OBJECTIVE:
In the material below, find how many lines contain the string "type". Write only that number.

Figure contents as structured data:
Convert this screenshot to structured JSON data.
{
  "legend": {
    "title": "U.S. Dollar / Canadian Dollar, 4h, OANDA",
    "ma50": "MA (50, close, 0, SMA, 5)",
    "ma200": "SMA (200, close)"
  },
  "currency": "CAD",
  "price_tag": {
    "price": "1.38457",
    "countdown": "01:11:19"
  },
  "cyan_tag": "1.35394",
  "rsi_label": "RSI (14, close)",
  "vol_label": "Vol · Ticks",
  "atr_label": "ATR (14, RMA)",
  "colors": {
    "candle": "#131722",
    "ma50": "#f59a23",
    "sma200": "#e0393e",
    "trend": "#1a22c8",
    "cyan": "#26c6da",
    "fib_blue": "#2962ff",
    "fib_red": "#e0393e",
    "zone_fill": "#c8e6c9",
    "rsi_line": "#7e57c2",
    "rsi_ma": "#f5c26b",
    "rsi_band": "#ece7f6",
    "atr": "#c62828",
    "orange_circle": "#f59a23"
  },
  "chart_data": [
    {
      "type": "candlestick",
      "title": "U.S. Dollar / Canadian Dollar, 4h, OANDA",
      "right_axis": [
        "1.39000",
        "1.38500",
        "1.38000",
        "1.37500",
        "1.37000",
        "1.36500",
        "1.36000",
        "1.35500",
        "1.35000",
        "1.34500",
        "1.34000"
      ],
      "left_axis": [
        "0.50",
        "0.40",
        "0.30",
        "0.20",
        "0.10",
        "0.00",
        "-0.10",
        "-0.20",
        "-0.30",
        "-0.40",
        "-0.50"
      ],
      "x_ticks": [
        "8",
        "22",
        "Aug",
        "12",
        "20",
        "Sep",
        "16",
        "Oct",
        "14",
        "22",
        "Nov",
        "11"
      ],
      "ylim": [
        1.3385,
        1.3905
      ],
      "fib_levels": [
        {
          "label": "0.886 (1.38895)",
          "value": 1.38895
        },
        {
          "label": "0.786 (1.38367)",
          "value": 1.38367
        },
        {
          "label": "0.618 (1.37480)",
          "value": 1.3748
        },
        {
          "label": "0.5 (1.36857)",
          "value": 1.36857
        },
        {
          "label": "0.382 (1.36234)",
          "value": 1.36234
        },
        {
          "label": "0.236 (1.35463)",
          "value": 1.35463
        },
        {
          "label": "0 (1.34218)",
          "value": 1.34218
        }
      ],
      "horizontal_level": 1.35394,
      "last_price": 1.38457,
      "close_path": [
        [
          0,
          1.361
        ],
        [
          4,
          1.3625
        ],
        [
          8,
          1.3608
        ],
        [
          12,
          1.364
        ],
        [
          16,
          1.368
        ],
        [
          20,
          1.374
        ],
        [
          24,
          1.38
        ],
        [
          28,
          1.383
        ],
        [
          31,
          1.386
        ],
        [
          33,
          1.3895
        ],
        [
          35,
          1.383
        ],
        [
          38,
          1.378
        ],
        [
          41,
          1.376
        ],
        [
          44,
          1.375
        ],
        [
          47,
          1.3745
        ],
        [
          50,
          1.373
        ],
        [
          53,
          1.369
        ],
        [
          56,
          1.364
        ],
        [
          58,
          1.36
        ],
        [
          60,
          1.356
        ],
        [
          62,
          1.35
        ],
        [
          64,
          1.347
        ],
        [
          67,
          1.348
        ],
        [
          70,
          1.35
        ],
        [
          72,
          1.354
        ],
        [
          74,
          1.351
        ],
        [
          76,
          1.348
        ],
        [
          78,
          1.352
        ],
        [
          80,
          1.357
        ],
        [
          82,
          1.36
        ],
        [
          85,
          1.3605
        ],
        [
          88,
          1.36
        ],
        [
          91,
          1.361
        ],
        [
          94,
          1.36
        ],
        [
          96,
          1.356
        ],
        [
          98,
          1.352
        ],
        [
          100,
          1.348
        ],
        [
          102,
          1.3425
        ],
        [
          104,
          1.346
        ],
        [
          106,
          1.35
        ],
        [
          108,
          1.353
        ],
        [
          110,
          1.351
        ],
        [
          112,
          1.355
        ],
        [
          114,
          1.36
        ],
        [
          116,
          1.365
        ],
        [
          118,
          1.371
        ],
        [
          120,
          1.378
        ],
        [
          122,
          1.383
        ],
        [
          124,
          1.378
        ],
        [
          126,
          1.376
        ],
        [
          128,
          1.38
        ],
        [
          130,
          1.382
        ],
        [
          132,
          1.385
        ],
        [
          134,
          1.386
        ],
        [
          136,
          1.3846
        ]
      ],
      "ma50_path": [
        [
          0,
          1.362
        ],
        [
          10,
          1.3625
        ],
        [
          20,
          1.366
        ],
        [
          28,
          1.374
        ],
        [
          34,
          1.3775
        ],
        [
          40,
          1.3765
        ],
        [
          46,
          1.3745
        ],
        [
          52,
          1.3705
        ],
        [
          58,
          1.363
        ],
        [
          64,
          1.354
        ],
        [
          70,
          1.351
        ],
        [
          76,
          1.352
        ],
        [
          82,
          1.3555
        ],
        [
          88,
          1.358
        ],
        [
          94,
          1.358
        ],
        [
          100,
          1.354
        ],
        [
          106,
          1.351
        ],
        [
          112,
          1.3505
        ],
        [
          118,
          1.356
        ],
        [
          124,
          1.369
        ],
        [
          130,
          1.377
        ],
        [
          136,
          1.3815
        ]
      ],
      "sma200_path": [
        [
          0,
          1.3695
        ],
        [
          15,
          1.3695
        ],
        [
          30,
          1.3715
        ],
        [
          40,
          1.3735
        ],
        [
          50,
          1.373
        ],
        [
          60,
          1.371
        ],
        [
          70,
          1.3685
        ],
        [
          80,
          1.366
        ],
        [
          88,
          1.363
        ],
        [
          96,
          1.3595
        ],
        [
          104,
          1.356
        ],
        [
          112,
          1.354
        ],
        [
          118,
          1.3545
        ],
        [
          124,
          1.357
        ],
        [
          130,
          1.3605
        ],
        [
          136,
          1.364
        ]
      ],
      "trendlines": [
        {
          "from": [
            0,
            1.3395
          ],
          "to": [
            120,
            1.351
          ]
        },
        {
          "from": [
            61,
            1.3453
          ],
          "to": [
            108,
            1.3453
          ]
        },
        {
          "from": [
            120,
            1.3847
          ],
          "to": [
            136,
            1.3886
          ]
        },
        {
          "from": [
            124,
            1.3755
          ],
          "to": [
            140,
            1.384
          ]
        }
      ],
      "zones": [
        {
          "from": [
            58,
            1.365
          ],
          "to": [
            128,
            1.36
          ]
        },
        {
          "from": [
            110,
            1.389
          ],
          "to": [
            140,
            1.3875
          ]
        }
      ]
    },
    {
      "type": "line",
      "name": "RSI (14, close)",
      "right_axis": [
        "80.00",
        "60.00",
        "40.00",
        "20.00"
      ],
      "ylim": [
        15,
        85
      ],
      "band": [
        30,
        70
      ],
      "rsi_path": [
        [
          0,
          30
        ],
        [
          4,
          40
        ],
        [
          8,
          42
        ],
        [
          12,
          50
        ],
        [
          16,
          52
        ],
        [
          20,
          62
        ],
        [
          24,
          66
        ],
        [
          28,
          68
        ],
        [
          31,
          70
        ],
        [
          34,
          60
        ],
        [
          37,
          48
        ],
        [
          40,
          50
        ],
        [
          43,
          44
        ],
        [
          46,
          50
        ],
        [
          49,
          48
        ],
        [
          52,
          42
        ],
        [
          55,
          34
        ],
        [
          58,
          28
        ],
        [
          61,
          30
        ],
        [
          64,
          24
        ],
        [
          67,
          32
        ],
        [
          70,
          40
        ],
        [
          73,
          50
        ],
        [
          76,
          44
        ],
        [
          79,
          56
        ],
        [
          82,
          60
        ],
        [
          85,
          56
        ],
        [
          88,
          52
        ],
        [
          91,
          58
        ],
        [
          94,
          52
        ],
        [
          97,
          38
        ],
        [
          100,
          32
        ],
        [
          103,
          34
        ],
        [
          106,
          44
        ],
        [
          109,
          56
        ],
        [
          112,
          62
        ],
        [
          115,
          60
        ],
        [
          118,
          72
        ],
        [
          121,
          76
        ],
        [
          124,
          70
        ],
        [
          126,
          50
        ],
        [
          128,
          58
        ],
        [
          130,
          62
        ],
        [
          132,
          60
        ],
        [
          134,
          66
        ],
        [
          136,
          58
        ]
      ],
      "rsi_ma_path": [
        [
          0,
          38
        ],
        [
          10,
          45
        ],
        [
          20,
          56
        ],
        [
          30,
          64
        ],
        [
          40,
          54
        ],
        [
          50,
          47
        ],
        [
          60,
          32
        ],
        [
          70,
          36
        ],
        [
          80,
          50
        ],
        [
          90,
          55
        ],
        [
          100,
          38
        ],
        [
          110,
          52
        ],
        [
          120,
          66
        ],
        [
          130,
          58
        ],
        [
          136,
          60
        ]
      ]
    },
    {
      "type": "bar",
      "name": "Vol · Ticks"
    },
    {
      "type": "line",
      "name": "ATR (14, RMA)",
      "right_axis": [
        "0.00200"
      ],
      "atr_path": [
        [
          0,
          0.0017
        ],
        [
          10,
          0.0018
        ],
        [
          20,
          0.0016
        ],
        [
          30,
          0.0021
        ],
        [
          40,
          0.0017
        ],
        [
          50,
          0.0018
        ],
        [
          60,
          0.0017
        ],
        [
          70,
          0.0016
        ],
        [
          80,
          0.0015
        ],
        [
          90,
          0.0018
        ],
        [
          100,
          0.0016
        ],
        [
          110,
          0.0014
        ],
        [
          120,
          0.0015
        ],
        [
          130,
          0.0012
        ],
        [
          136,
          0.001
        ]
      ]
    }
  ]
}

RESULT OF THE TASK:
4